**The problem**:
Find the string "distrito" in the listing and report every line that has it.

**Record extracts**:
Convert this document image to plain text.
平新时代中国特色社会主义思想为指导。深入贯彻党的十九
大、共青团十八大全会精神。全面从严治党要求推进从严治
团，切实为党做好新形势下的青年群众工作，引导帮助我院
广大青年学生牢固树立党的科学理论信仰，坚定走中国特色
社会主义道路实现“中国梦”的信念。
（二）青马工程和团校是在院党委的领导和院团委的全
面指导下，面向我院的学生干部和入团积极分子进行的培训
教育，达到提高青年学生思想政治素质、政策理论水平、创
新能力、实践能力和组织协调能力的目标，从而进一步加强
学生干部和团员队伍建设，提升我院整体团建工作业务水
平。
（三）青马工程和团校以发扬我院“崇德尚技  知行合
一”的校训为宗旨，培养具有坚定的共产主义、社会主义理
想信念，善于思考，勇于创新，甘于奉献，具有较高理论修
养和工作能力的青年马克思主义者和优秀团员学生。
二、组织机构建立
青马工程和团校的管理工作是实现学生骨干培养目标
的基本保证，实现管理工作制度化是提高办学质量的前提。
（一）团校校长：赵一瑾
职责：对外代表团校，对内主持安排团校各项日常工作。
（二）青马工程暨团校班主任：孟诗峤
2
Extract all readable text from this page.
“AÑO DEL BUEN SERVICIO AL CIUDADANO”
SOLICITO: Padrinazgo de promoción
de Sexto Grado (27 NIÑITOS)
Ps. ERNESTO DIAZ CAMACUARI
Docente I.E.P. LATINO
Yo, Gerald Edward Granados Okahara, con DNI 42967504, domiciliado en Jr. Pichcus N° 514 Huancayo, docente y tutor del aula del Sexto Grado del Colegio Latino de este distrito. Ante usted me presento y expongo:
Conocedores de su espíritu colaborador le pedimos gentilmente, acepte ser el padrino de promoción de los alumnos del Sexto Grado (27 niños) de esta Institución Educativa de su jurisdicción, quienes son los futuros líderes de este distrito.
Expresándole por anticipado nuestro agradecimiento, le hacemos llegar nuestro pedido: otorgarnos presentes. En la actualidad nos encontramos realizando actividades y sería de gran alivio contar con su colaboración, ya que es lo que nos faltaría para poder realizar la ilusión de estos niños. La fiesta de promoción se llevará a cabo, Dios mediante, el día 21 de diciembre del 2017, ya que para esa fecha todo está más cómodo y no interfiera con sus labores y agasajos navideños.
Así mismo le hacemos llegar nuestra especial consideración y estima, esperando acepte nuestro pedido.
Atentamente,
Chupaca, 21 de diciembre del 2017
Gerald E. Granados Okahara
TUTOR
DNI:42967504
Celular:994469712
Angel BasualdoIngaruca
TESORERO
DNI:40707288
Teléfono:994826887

**Expected answer**:
Yo, Gerald Edward Granados Okahara, con DNI 42967504, domiciliado en Jr. Pichcus N° 514 Huancayo, docente y tutor del aula del Sexto Grado del Colegio Latino de este distrito. Ante usted me presento y expongo:
Conocedores de su espíritu colaborador le pedimos gentilmente, acepte ser el padrino de promoción de los alumnos del Sexto Grado (27 niños) de esta Institución Educativa de su jurisdicción, quienes son los futuros líderes de este distrito.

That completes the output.